_Problem description_
Extract the data exactly, missing nothing.

_Input data_
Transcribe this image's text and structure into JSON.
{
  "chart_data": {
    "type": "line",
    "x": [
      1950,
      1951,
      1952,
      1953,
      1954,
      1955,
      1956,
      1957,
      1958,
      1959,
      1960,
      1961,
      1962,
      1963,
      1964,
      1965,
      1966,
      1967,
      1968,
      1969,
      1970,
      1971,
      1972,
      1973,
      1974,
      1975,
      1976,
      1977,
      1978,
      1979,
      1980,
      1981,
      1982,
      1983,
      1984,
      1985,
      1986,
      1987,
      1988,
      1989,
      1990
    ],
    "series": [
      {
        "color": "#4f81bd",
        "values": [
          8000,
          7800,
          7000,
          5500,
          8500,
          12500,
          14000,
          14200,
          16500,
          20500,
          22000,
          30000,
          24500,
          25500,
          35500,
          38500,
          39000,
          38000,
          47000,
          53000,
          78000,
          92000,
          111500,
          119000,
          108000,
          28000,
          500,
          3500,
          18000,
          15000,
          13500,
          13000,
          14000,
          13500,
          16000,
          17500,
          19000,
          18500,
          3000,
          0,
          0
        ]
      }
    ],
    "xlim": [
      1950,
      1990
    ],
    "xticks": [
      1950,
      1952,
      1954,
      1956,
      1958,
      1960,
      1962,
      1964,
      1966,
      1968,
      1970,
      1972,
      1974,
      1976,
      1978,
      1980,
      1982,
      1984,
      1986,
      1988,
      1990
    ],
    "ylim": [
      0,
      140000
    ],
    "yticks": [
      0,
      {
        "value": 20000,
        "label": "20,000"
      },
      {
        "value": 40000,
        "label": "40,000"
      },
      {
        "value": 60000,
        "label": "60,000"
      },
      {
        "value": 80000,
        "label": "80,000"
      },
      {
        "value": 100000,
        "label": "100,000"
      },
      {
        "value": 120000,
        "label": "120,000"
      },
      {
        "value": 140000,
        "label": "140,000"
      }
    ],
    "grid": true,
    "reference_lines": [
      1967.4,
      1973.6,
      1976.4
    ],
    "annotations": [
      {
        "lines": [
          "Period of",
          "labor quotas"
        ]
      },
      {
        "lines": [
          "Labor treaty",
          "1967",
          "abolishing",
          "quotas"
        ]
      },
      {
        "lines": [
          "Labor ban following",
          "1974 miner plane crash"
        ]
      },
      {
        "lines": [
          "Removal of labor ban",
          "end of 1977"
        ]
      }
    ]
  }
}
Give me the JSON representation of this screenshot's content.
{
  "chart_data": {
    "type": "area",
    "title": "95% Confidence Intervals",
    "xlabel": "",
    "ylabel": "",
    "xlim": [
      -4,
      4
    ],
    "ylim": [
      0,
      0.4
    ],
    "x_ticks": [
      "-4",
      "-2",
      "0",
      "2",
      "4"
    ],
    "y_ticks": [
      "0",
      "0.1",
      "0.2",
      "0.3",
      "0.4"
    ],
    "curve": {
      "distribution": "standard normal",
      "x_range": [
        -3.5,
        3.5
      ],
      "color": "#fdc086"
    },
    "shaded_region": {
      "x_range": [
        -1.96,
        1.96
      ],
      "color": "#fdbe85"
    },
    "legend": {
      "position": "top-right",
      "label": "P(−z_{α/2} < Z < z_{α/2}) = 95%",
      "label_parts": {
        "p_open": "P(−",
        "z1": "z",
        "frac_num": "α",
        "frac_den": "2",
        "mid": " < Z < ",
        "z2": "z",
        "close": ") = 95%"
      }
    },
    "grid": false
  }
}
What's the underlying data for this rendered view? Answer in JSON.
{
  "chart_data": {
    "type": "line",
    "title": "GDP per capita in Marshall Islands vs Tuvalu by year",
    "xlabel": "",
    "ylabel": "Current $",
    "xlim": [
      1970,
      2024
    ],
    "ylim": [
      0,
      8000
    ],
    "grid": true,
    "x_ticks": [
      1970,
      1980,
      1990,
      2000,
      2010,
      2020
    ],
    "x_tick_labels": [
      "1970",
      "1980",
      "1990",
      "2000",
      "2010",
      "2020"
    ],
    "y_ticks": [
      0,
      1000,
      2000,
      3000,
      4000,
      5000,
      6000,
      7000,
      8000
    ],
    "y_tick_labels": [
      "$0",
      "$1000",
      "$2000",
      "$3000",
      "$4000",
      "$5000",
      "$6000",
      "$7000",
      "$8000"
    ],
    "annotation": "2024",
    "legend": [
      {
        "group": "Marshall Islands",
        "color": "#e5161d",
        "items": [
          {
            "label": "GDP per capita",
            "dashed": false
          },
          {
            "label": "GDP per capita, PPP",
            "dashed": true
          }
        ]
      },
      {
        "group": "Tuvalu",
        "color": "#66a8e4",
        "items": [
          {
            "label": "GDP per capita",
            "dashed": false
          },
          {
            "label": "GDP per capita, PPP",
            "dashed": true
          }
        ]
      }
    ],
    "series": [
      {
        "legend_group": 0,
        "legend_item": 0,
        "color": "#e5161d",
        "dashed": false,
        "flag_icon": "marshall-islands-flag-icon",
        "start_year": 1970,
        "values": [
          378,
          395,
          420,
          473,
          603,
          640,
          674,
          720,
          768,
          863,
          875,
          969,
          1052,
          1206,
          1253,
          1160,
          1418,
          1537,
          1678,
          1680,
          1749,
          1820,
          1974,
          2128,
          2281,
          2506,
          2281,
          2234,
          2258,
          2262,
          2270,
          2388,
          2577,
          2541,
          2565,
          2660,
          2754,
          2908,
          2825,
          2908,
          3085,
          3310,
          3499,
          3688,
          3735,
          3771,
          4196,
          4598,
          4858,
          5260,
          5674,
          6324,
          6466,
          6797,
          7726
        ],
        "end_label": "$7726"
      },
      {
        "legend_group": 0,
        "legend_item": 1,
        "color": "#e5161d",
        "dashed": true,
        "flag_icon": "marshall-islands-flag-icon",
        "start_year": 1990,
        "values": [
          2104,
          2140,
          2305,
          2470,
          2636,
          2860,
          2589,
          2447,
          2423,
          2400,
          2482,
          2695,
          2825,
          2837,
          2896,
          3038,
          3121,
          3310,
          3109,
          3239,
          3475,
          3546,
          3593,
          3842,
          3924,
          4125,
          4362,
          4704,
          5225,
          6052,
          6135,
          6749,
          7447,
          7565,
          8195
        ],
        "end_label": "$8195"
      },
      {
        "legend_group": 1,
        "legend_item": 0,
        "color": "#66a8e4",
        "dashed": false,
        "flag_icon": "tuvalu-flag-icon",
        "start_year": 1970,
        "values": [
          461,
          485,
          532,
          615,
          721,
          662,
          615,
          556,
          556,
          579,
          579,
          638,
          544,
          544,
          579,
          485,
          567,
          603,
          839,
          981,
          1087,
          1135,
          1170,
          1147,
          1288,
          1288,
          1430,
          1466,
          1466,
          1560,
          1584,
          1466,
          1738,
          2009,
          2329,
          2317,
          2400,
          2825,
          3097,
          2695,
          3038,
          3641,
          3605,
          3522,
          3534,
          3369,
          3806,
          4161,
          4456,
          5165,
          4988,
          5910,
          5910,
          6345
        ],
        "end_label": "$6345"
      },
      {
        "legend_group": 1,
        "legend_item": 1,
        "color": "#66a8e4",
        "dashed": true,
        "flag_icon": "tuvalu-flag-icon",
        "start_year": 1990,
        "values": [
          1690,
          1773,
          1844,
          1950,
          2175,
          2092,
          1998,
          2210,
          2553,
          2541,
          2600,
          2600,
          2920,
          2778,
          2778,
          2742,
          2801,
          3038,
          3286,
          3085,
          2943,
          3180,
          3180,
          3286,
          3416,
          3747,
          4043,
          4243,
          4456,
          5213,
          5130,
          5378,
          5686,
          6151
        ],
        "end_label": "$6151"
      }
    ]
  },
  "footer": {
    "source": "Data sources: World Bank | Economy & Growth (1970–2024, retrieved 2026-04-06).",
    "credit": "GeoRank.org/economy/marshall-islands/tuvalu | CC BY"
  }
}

_Solution to this exercise_
Transcribe this image's text and structure into JSON.
{
  "chart_data": {
    "type": "line",
    "x": [
      1950,
      1951,
      1952,
      1953,
      1954,
      1955,
      1956,
      1957,
      1958,
      1959,
      1960,
      1961,
      1962,
      1963,
      1964,
      1965,
      1966,
      1967,
      1968,
      1969,
      1970,
      1971,
      1972,
      1973,
      1974,
      1975,
      1976,
      1977,
      1978,
      1979,
      1980,
      1981,
      1982,
      1983,
      1984,
      1985,
      1986,
      1987,
      1988,
      1989,
      1990
    ],
    "series": [
      {
        "color": "#4f81bd",
        "values": [
          8000,
          7800,
          7000,
          5500,
          8500,
          12500,
          14000,
          14200,
          16500,
          20500,
          22000,
          30000,
          24500,
          25500,
          35500,
          38500,
          39000,
          38000,
          47000,
          53000,
          78000,
          92000,
          111500,
          119000,
          108000,
          28000,
          500,
          3500,
          18000,
          15000,
          13500,
          13000,
          14000,
          13500,
          16000,
          17500,
          19000,
          18500,
          3000,
          0,
          0
        ]
      }
    ],
    "xlim": [
      1950,
      1990
    ],
    "xticks": [
      1950,
      1952,
      1954,
      1956,
      1958,
      1960,
      1962,
      1964,
      1966,
      1968,
      1970,
      1972,
      1974,
      1976,
      1978,
      1980,
      1982,
      1984,
      1986,
      1988,
      1990
    ],
    "ylim": [
      0,
      140000
    ],
    "yticks": [
      0,
      {
        "value": 20000,
        "label": "20,000"
      },
      {
        "value": 40000,
        "label": "40,000"
      },
      {
        "value": 60000,
        "label": "60,000"
      },
      {
        "value": 80000,
        "label": "80,000"
      },
      {
        "value": 100000,
        "label": "100,000"
      },
      {
        "value": 120000,
        "label": "120,000"
      },
      {
        "value": 140000,
        "label": "140,000"
      }
    ],
    "grid": true,
    "reference_lines": [
      1967.4,
      1973.6,
      1976.4
    ],
    "annotations": [
      {
        "lines": [
          "Period of",
          "labor quotas"
        ]
      },
      {
        "lines": [
          "Labor treaty",
          "1967",
          "abolishing",
          "quotas"
        ]
      },
      {
        "lines": [
          "Labor ban following",
          "1974 miner plane crash"
        ]
      },
      {
        "lines": [
          "Removal of labor ban",
          "end of 1977"
        ]
      }
    ]
  }
}
Give me the JSON representation of this screenshot's content.
{
  "chart_data": {
    "type": "area",
    "title": "95% Confidence Intervals",
    "xlabel": "",
    "ylabel": "",
    "xlim": [
      -4,
      4
    ],
    "ylim": [
      0,
      0.4
    ],
    "x_ticks": [
      "-4",
      "-2",
      "0",
      "2",
      "4"
    ],
    "y_ticks": [
      "0",
      "0.1",
      "0.2",
      "0.3",
      "0.4"
    ],
    "curve": {
      "distribution": "standard normal",
      "x_range": [
        -3.5,
        3.5
      ],
      "color": "#fdc086"
    },
    "shaded_region": {
      "x_range": [
        -1.96,
        1.96
      ],
      "color": "#fdbe85"
    },
    "legend": {
      "position": "top-right",
      "label": "P(−z_{α/2} < Z < z_{α/2}) = 95%",
      "label_parts": {
        "p_open": "P(−",
        "z1": "z",
        "frac_num": "α",
        "frac_den": "2",
        "mid": " < Z < ",
        "z2": "z",
        "close": ") = 95%"
      }
    },
    "grid": false
  }
}
What's the underlying data for this rendered view? Answer in JSON.
{
  "chart_data": {
    "type": "line",
    "title": "GDP per capita in Marshall Islands vs Tuvalu by year",
    "xlabel": "",
    "ylabel": "Current $",
    "xlim": [
      1970,
      2024
    ],
    "ylim": [
      0,
      8000
    ],
    "grid": true,
    "x_ticks": [
      1970,
      1980,
      1990,
      2000,
      2010,
      2020
    ],
    "x_tick_labels": [
      "1970",
      "1980",
      "1990",
      "2000",
      "2010",
      "2020"
    ],
    "y_ticks": [
      0,
      1000,
      2000,
      3000,
      4000,
      5000,
      6000,
      7000,
      8000
    ],
    "y_tick_labels": [
      "$0",
      "$1000",
      "$2000",
      "$3000",
      "$4000",
      "$5000",
      "$6000",
      "$7000",
      "$8000"
    ],
    "annotation": "2024",
    "legend": [
      {
        "group": "Marshall Islands",
        "color": "#e5161d",
        "items": [
          {
            "label": "GDP per capita",
            "dashed": false
          },
          {
            "label": "GDP per capita, PPP",
            "dashed": true
          }
        ]
      },
      {
        "group": "Tuvalu",
        "color": "#66a8e4",
        "items": [
          {
            "label": "GDP per capita",
            "dashed": false
          },
          {
            "label": "GDP per capita, PPP",
            "dashed": true
          }
        ]
      }
    ],
    "series": [
      {
        "legend_group": 0,
        "legend_item": 0,
        "color": "#e5161d",
        "dashed": false,
        "flag_icon": "marshall-islands-flag-icon",
        "start_year": 1970,
        "values": [
          378,
          395,
          420,
          473,
          603,
          640,
          674,
          720,
          768,
          863,
          875,
          969,
          1052,
          1206,
          1253,
          1160,
          1418,
          1537,
          1678,
          1680,
          1749,
          1820,
          1974,
          2128,
          2281,
          2506,
          2281,
          2234,
          2258,
          2262,
          2270,
          2388,
          2577,
          2541,
          2565,
          2660,
          2754,
          2908,
          2825,
          2908,
          3085,
          3310,
          3499,
          3688,
          3735,
          3771,
          4196,
          4598,
          4858,
          5260,
          5674,
          6324,
          6466,
          6797,
          7726
        ],
        "end_label": "$7726"
      },
      {
        "legend_group": 0,
        "legend_item": 1,
        "color": "#e5161d",
        "dashed": true,
        "flag_icon": "marshall-islands-flag-icon",
        "start_year": 1990,
        "values": [
          2104,
          2140,
          2305,
          2470,
          2636,
          2860,
          2589,
          2447,
          2423,
          2400,
          2482,
          2695,
          2825,
          2837,
          2896,
          3038,
          3121,
          3310,
          3109,
          3239,
          3475,
          3546,
          3593,
          3842,
          3924,
          4125,
          4362,
          4704,
          5225,
          6052,
          6135,
          6749,
          7447,
          7565,
          8195
        ],
        "end_label": "$8195"
      },
      {
        "legend_group": 1,
        "legend_item": 0,
        "color": "#66a8e4",
        "dashed": false,
        "flag_icon": "tuvalu-flag-icon",
        "start_year": 1970,
        "values": [
          461,
          485,
          532,
          615,
          721,
          662,
          615,
          556,
          556,
          579,
          579,
          638,
          544,
          544,
          579,
          485,
          567,
          603,
          839,
          981,
          1087,
          1135,
          1170,
          1147,
          1288,
          1288,
          1430,
          1466,
          1466,
          1560,
          1584,
          1466,
          1738,
          2009,
          2329,
          2317,
          2400,
          2825,
          3097,
          2695,
          3038,
          3641,
          3605,
          3522,
          3534,
          3369,
          3806,
          4161,
          4456,
          5165,
          4988,
          5910,
          5910,
          6345
        ],
        "end_label": "$6345"
      },
      {
        "legend_group": 1,
        "legend_item": 1,
        "color": "#66a8e4",
        "dashed": true,
        "flag_icon": "tuvalu-flag-icon",
        "start_year": 1990,
        "values": [
          1690,
          1773,
          1844,
          1950,
          2175,
          2092,
          1998,
          2210,
          2553,
          2541,
          2600,
          2600,
          2920,
          2778,
          2778,
          2742,
          2801,
          3038,
          3286,
          3085,
          2943,
          3180,
          3180,
          3286,
          3416,
          3747,
          4043,
          4243,
          4456,
          5213,
          5130,
          5378,
          5686,
          6151
        ],
        "end_label": "$6151"
      }
    ]
  },
  "footer": {
    "source": "Data sources: World Bank | Economy & Growth (1970–2024, retrieved 2026-04-06).",
    "credit": "GeoRank.org/economy/marshall-islands/tuvalu | CC BY"
  }
}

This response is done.